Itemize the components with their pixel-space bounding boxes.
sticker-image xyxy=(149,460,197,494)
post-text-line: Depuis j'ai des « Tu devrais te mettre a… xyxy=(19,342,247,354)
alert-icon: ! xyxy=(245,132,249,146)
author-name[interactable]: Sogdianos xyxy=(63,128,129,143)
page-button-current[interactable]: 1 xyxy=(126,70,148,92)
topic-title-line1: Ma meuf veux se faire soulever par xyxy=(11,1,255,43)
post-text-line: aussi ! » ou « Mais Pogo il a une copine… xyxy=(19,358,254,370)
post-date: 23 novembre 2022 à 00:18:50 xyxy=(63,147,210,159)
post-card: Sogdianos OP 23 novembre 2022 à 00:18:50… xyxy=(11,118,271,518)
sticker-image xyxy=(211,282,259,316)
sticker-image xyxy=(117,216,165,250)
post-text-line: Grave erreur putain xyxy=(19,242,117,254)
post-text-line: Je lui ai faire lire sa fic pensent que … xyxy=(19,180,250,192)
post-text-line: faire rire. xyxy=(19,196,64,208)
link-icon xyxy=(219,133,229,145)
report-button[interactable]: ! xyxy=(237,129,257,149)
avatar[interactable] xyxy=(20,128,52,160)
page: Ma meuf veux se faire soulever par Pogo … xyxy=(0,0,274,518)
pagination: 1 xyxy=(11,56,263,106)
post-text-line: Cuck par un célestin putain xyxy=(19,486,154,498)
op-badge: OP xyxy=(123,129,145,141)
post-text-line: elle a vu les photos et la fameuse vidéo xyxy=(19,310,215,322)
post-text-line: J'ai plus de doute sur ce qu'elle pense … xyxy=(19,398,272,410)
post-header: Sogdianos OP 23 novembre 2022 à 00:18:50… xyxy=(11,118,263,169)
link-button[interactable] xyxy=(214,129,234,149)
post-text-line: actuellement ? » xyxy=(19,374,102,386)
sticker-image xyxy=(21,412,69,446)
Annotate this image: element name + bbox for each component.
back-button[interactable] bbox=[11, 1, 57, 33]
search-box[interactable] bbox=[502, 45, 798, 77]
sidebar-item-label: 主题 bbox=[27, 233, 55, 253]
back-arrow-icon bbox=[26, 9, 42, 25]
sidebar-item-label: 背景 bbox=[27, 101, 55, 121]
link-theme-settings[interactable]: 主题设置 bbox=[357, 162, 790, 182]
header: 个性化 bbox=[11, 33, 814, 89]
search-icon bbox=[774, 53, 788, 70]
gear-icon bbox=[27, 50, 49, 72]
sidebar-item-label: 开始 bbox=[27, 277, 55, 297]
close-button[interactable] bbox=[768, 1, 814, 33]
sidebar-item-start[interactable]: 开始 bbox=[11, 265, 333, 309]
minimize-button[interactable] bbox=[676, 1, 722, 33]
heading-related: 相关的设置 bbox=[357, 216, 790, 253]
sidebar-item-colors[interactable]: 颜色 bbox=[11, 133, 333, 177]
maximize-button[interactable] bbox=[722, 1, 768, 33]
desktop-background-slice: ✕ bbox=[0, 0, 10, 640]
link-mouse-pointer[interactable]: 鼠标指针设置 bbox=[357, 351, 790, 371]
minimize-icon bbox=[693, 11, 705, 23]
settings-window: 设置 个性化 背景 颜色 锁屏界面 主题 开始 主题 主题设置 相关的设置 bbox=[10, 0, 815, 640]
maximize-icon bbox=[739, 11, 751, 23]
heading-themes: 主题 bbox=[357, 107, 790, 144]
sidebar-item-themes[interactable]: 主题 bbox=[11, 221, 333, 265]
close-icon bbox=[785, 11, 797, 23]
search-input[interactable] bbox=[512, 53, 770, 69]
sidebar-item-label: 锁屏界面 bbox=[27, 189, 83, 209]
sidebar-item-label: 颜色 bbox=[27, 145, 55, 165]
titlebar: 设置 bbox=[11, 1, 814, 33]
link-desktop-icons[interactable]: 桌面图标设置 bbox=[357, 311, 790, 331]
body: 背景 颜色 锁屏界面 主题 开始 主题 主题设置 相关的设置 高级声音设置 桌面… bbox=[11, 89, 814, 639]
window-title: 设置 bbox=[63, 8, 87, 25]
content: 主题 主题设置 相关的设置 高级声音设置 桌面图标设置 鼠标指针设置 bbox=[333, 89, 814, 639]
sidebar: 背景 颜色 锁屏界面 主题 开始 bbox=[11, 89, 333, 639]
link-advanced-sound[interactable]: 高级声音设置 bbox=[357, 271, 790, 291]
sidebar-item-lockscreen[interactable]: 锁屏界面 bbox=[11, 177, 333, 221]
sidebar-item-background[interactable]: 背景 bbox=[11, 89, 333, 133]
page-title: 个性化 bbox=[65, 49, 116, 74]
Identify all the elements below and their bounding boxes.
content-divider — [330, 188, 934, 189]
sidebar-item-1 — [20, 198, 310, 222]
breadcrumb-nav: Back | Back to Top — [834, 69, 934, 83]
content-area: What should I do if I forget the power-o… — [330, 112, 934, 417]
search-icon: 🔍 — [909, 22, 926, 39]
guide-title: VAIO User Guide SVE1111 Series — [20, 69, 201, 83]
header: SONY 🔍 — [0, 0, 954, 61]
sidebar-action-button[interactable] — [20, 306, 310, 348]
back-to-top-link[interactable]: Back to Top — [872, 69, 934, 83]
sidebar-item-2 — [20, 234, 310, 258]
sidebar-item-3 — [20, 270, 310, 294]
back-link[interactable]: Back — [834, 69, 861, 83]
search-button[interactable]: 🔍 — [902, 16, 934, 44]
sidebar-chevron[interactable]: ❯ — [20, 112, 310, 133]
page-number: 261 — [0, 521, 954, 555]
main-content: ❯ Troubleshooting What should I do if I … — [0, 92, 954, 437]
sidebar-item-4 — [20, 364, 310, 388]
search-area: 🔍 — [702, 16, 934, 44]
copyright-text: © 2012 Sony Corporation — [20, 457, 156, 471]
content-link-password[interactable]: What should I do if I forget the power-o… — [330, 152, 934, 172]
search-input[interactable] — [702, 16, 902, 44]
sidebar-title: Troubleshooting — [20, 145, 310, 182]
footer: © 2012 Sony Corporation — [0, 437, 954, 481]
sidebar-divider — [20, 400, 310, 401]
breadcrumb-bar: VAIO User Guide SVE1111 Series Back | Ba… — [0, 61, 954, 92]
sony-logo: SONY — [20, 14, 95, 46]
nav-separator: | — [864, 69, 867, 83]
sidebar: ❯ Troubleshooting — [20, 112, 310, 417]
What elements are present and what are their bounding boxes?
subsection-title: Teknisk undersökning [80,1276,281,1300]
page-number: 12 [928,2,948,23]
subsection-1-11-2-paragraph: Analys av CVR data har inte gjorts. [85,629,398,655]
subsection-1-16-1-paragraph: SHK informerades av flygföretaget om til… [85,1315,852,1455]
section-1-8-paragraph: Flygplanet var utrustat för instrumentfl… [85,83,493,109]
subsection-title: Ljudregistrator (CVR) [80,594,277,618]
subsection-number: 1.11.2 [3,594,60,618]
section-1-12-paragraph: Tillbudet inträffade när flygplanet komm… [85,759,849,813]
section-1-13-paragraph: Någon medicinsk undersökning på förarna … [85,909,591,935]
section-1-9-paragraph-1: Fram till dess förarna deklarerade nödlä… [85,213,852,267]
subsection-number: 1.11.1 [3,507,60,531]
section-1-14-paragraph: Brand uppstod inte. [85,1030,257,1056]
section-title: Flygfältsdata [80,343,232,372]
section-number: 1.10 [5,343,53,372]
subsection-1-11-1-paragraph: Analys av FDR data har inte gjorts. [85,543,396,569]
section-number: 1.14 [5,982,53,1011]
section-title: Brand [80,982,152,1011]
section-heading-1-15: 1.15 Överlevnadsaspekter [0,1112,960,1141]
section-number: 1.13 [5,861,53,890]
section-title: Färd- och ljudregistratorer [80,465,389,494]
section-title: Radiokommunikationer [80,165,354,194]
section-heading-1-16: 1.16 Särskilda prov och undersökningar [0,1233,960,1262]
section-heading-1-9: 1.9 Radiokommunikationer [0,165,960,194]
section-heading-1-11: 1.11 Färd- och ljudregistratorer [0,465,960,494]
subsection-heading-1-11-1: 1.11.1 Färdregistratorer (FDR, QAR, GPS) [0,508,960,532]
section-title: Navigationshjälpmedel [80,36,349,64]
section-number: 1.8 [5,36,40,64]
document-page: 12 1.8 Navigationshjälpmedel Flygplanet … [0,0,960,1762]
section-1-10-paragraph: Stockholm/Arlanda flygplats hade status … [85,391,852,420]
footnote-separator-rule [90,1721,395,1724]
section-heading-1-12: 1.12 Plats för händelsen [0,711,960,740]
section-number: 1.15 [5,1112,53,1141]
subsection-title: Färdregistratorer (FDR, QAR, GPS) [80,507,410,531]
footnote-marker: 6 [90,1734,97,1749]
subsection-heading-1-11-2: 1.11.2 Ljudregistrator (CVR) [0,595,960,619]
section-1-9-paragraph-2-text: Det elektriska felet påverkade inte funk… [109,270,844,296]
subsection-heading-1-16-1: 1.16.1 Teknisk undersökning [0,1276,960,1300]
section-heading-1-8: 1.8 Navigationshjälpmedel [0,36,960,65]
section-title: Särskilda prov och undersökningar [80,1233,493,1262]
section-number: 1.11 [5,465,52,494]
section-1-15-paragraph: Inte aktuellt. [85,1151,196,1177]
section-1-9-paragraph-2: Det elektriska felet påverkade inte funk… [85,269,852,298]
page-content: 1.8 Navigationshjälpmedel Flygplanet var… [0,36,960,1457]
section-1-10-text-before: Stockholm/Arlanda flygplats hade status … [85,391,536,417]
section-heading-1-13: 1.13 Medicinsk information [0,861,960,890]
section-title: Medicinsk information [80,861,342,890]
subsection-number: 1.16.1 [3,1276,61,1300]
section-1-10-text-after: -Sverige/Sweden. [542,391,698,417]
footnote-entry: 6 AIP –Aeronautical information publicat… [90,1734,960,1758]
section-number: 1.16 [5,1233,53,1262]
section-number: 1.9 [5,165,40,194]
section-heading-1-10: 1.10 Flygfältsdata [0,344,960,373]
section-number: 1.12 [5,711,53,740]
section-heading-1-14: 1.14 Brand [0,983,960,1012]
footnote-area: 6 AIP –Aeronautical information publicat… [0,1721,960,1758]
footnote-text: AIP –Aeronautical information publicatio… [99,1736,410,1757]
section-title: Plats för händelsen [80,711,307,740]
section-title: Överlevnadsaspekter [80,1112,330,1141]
# # # # # # #
TASK OBJECTIVE: Copy the rows above word for word, starting with the first row and ending with the row that contains "link-button[interactable] xyxy=(214,129,234,149)", both included.

EXERCISE RESULT:
Itemize the components with their pixel-space bounding boxes.
sticker-image xyxy=(149,460,197,494)
post-text-line: Depuis j'ai des « Tu devrais te mettre a… xyxy=(19,342,247,354)
alert-icon: ! xyxy=(245,132,249,146)
author-name[interactable]: Sogdianos xyxy=(63,128,129,143)
page-button-current[interactable]: 1 xyxy=(126,70,148,92)
topic-title-line1: Ma meuf veux se faire soulever par xyxy=(11,1,255,43)
post-text-line: aussi ! » ou « Mais Pogo il a une copine… xyxy=(19,358,254,370)
post-date: 23 novembre 2022 à 00:18:50 xyxy=(63,147,210,159)
post-card: Sogdianos OP 23 novembre 2022 à 00:18:50… xyxy=(11,118,271,518)
sticker-image xyxy=(211,282,259,316)
sticker-image xyxy=(117,216,165,250)
post-text-line: Grave erreur putain xyxy=(19,242,117,254)
post-text-line: Je lui ai faire lire sa fic pensent que … xyxy=(19,180,250,192)
post-text-line: faire rire. xyxy=(19,196,64,208)
link-icon xyxy=(219,133,229,145)
report-button[interactable]: ! xyxy=(237,129,257,149)
avatar[interactable] xyxy=(20,128,52,160)
page: Ma meuf veux se faire soulever par Pogo … xyxy=(0,0,274,518)
pagination: 1 xyxy=(11,56,263,106)
post-text-line: Cuck par un célestin putain xyxy=(19,486,154,498)
op-badge: OP xyxy=(123,129,145,141)
post-text-line: elle a vu les photos et la fameuse vidéo xyxy=(19,310,215,322)
post-text-line: J'ai plus de doute sur ce qu'elle pense … xyxy=(19,398,272,410)
post-header: Sogdianos OP 23 novembre 2022 à 00:18:50… xyxy=(11,118,263,169)
link-button[interactable] xyxy=(214,129,234,149)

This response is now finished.